Saved entries:
-*-*-

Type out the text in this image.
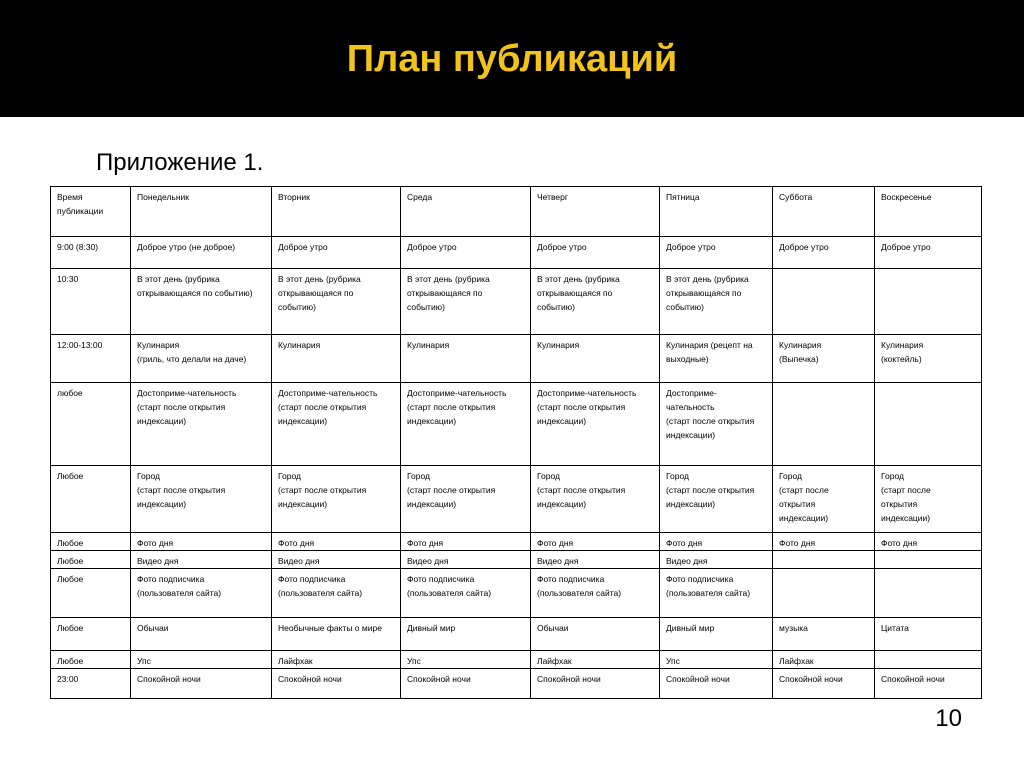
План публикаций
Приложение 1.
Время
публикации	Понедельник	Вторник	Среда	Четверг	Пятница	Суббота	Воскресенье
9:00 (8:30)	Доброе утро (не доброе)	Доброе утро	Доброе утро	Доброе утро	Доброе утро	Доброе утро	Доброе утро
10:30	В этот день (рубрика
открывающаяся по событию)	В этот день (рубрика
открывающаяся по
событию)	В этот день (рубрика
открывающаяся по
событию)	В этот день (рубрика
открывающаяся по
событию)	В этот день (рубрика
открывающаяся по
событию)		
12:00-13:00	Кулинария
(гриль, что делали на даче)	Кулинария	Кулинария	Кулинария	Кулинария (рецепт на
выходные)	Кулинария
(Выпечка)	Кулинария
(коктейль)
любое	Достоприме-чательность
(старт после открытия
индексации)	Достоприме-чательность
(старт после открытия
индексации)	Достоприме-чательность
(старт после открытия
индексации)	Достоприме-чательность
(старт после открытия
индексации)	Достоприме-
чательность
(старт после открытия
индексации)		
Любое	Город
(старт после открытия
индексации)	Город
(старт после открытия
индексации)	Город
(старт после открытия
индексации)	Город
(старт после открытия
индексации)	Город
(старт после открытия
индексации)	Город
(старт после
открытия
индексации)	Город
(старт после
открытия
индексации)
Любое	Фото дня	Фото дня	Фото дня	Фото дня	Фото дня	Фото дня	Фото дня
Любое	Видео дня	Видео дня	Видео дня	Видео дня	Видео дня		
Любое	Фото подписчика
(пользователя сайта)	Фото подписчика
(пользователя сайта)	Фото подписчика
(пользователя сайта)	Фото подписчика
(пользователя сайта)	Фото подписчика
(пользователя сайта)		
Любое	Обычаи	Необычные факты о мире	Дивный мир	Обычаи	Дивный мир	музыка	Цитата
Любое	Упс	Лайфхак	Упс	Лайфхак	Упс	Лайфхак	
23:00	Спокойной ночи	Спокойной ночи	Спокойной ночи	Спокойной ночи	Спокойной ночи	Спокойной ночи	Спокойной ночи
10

-*-*-

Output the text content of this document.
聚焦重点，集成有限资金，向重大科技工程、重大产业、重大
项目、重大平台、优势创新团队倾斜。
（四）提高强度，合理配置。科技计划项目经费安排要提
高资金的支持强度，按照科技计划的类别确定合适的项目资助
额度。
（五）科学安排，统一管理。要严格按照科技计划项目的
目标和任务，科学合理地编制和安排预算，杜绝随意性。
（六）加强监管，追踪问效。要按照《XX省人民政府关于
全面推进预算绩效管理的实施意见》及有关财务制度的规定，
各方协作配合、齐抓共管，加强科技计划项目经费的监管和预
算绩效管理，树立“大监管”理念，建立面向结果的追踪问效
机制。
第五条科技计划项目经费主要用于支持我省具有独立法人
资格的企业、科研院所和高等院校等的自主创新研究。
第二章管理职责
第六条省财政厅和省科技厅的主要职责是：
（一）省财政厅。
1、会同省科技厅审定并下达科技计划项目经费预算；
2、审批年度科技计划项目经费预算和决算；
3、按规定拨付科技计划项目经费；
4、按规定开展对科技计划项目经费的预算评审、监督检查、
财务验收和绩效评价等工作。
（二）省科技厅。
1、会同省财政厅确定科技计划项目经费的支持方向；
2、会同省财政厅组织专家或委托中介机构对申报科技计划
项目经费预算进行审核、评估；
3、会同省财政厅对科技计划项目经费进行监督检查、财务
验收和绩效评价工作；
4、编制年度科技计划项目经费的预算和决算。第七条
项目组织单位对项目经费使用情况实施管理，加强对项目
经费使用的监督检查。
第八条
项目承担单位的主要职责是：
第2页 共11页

-*-*-

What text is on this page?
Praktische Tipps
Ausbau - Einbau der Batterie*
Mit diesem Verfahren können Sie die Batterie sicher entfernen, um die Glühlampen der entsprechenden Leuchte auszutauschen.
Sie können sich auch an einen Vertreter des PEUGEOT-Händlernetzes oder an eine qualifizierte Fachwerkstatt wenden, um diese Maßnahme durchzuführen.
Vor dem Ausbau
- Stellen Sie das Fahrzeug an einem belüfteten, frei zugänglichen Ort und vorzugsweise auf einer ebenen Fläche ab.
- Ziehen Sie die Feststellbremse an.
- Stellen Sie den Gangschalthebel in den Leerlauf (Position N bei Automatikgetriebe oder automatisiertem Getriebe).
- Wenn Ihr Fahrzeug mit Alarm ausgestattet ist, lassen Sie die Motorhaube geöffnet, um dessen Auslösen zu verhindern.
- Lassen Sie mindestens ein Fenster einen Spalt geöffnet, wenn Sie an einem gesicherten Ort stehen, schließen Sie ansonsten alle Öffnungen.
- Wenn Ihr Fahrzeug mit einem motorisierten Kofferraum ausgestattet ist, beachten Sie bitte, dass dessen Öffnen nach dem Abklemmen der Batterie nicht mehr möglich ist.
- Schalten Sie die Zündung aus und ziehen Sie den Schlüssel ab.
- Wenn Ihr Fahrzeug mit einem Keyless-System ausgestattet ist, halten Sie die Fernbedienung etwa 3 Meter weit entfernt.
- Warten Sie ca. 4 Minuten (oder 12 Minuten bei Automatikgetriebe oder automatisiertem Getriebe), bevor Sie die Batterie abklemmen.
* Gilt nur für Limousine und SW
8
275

-*-*-

WHAT THE EXERCISE ASKS: Copy out each line of the data containing the string "geöffnet".

ANSWER TO THE TASK:
- Wenn Ihr Fahrzeug mit Alarm ausgestattet ist, lassen Sie die Motorhaube geöffnet, um dessen Auslösen zu verhindern.
- Lassen Sie mindestens ein Fenster einen Spalt geöffnet, wenn Sie an einem gesicherten Ort stehen, schließen Sie ansonsten alle Öffnungen.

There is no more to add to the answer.